## Input for this task
## BEGIN

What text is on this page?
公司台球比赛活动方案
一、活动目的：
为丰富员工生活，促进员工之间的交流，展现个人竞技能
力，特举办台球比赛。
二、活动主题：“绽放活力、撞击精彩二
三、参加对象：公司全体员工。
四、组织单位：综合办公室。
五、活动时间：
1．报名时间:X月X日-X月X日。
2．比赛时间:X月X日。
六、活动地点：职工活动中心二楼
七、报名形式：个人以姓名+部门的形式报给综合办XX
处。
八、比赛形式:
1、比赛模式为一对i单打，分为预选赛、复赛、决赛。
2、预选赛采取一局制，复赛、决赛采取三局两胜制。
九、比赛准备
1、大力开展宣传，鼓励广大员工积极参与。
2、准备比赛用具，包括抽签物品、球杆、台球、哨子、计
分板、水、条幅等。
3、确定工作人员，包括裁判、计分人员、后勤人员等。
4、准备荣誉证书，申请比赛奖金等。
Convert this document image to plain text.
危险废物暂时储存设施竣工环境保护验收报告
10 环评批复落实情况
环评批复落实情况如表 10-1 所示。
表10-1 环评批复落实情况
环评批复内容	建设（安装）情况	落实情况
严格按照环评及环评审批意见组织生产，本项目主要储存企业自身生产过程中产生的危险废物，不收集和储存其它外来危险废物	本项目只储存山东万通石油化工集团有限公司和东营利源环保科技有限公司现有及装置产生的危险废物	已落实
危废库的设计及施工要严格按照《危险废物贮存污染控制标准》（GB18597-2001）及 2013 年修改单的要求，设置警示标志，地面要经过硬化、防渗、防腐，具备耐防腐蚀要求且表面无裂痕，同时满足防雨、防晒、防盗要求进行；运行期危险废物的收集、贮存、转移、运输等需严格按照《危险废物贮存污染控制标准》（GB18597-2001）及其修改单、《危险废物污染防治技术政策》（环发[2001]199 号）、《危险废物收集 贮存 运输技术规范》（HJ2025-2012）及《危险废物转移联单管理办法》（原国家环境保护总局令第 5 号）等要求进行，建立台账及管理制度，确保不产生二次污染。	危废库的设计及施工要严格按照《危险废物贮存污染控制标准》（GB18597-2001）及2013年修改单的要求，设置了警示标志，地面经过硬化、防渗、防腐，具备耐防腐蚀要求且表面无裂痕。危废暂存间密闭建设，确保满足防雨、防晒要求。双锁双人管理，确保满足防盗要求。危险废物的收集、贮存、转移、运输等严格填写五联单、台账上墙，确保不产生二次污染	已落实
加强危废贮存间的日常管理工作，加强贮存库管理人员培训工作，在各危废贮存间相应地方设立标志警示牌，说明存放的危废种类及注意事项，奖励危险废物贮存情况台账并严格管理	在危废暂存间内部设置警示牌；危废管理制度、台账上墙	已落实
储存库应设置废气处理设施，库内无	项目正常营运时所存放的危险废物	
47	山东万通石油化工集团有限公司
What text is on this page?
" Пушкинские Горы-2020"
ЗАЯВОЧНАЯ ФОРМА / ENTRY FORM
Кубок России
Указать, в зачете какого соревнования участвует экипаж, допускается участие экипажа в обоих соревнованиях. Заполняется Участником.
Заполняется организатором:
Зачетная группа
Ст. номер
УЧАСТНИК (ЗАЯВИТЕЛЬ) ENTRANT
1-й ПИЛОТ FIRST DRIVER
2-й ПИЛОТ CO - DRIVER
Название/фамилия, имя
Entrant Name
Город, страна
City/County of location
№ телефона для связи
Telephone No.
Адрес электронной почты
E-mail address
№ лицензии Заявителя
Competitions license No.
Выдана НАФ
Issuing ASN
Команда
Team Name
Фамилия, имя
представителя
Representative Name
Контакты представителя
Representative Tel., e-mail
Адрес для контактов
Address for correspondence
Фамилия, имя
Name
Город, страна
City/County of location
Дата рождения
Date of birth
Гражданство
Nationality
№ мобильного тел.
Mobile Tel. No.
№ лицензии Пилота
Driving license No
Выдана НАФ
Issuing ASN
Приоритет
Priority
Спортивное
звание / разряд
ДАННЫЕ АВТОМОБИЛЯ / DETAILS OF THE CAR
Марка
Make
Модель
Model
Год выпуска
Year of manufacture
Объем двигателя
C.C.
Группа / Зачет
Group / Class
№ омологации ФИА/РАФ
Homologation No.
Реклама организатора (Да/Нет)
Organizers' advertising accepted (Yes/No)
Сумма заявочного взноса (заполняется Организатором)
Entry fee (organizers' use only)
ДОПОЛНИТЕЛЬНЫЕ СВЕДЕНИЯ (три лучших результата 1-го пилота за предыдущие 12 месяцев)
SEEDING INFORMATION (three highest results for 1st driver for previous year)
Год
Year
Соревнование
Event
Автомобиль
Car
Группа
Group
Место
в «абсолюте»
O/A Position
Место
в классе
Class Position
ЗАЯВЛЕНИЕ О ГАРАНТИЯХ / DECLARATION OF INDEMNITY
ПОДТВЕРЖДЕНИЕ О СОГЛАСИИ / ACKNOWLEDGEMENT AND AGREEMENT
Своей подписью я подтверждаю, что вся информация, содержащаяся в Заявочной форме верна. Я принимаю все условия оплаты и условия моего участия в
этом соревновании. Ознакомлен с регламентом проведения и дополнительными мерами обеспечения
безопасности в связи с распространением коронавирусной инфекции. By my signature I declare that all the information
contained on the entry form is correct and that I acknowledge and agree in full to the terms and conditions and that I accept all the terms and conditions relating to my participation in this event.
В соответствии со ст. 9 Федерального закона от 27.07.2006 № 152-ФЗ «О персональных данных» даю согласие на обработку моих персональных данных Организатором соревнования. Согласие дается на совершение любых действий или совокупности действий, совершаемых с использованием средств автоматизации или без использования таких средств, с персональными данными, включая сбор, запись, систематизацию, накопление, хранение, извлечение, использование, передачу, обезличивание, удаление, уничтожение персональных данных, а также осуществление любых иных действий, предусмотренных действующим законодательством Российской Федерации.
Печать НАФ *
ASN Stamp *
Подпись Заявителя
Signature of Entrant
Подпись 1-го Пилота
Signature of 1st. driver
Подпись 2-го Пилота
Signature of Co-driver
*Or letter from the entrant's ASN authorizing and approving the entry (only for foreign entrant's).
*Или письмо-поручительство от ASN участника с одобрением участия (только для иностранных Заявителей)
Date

## END

## Given problem
Your task is to retype all the records above with nothing left out.

## Full response
What text is on this page?
公司台球比赛活动方案
一、活动目的：
为丰富员工生活，促进员工之间的交流，展现个人竞技能
力，特举办台球比赛。
二、活动主题：“绽放活力、撞击精彩二
三、参加对象：公司全体员工。
四、组织单位：综合办公室。
五、活动时间：
1．报名时间:X月X日-X月X日。
2．比赛时间:X月X日。
六、活动地点：职工活动中心二楼
七、报名形式：个人以姓名+部门的形式报给综合办XX
处。
八、比赛形式:
1、比赛模式为一对i单打，分为预选赛、复赛、决赛。
2、预选赛采取一局制，复赛、决赛采取三局两胜制。
九、比赛准备
1、大力开展宣传，鼓励广大员工积极参与。
2、准备比赛用具，包括抽签物品、球杆、台球、哨子、计
分板、水、条幅等。
3、确定工作人员，包括裁判、计分人员、后勤人员等。
4、准备荣誉证书，申请比赛奖金等。
Convert this document image to plain text.
危险废物暂时储存设施竣工环境保护验收报告
10 环评批复落实情况
环评批复落实情况如表 10-1 所示。
表10-1 环评批复落实情况
环评批复内容	建设（安装）情况	落实情况
严格按照环评及环评审批意见组织生产，本项目主要储存企业自身生产过程中产生的危险废物，不收集和储存其它外来危险废物	本项目只储存山东万通石油化工集团有限公司和东营利源环保科技有限公司现有及装置产生的危险废物	已落实
危废库的设计及施工要严格按照《危险废物贮存污染控制标准》（GB18597-2001）及 2013 年修改单的要求，设置警示标志，地面要经过硬化、防渗、防腐，具备耐防腐蚀要求且表面无裂痕，同时满足防雨、防晒、防盗要求进行；运行期危险废物的收集、贮存、转移、运输等需严格按照《危险废物贮存污染控制标准》（GB18597-2001）及其修改单、《危险废物污染防治技术政策》（环发[2001]199 号）、《危险废物收集 贮存 运输技术规范》（HJ2025-2012）及《危险废物转移联单管理办法》（原国家环境保护总局令第 5 号）等要求进行，建立台账及管理制度，确保不产生二次污染。	危废库的设计及施工要严格按照《危险废物贮存污染控制标准》（GB18597-2001）及2013年修改单的要求，设置了警示标志，地面经过硬化、防渗、防腐，具备耐防腐蚀要求且表面无裂痕。危废暂存间密闭建设，确保满足防雨、防晒要求。双锁双人管理，确保满足防盗要求。危险废物的收集、贮存、转移、运输等严格填写五联单、台账上墙，确保不产生二次污染	已落实
加强危废贮存间的日常管理工作，加强贮存库管理人员培训工作，在各危废贮存间相应地方设立标志警示牌，说明存放的危废种类及注意事项，奖励危险废物贮存情况台账并严格管理	在危废暂存间内部设置警示牌；危废管理制度、台账上墙	已落实
储存库应设置废气处理设施，库内无	项目正常营运时所存放的危险废物	
47	山东万通石油化工集团有限公司
What text is on this page?
" Пушкинские Горы-2020"
ЗАЯВОЧНАЯ ФОРМА / ENTRY FORM
Кубок России
Указать, в зачете какого соревнования участвует экипаж, допускается участие экипажа в обоих соревнованиях. Заполняется Участником.
Заполняется организатором:
Зачетная группа
Ст. номер
УЧАСТНИК (ЗАЯВИТЕЛЬ) ENTRANT
1-й ПИЛОТ FIRST DRIVER
2-й ПИЛОТ CO - DRIVER
Название/фамилия, имя
Entrant Name
Город, страна
City/County of location
№ телефона для связи
Telephone No.
Адрес электронной почты
E-mail address
№ лицензии Заявителя
Competitions license No.
Выдана НАФ
Issuing ASN
Команда
Team Name
Фамилия, имя
представителя
Representative Name
Контакты представителя
Representative Tel., e-mail
Адрес для контактов
Address for correspondence
Фамилия, имя
Name
Город, страна
City/County of location
Дата рождения
Date of birth
Гражданство
Nationality
№ мобильного тел.
Mobile Tel. No.
№ лицензии Пилота
Driving license No
Выдана НАФ
Issuing ASN
Приоритет
Priority
Спортивное
звание / разряд
ДАННЫЕ АВТОМОБИЛЯ / DETAILS OF THE CAR
Марка
Make
Модель
Model
Год выпуска
Year of manufacture
Объем двигателя
C.C.
Группа / Зачет
Group / Class
№ омологации ФИА/РАФ
Homologation No.
Реклама организатора (Да/Нет)
Organizers' advertising accepted (Yes/No)
Сумма заявочного взноса (заполняется Организатором)
Entry fee (organizers' use only)
ДОПОЛНИТЕЛЬНЫЕ СВЕДЕНИЯ (три лучших результата 1-го пилота за предыдущие 12 месяцев)
SEEDING INFORMATION (three highest results for 1st driver for previous year)
Год
Year
Соревнование
Event
Автомобиль
Car
Группа
Group
Место
в «абсолюте»
O/A Position
Место
в классе
Class Position
ЗАЯВЛЕНИЕ О ГАРАНТИЯХ / DECLARATION OF INDEMNITY
ПОДТВЕРЖДЕНИЕ О СОГЛАСИИ / ACKNOWLEDGEMENT AND AGREEMENT
Своей подписью я подтверждаю, что вся информация, содержащаяся в Заявочной форме верна. Я принимаю все условия оплаты и условия моего участия в
этом соревновании. Ознакомлен с регламентом проведения и дополнительными мерами обеспечения
безопасности в связи с распространением коронавирусной инфекции. By my signature I declare that all the information
contained on the entry form is correct and that I acknowledge and agree in full to the terms and conditions and that I accept all the terms and conditions relating to my participation in this event.
В соответствии со ст. 9 Федерального закона от 27.07.2006 № 152-ФЗ «О персональных данных» даю согласие на обработку моих персональных данных Организатором соревнования. Согласие дается на совершение любых действий или совокупности действий, совершаемых с использованием средств автоматизации или без использования таких средств, с персональными данными, включая сбор, запись, систематизацию, накопление, хранение, извлечение, использование, передачу, обезличивание, удаление, уничтожение персональных данных, а также осуществление любых иных действий, предусмотренных действующим законодательством Российской Федерации.
Печать НАФ *
ASN Stamp *
Подпись Заявителя
Signature of Entrant
Подпись 1-го Пилота
Signature of 1st. driver
Подпись 2-го Пилота
Signature of Co-driver
*Or letter from the entrant's ASN authorizing and approving the entry (only for foreign entrant's).
*Или письмо-поручительство от ASN участника с одобрением участия (только для иностранных Заявителей)
Date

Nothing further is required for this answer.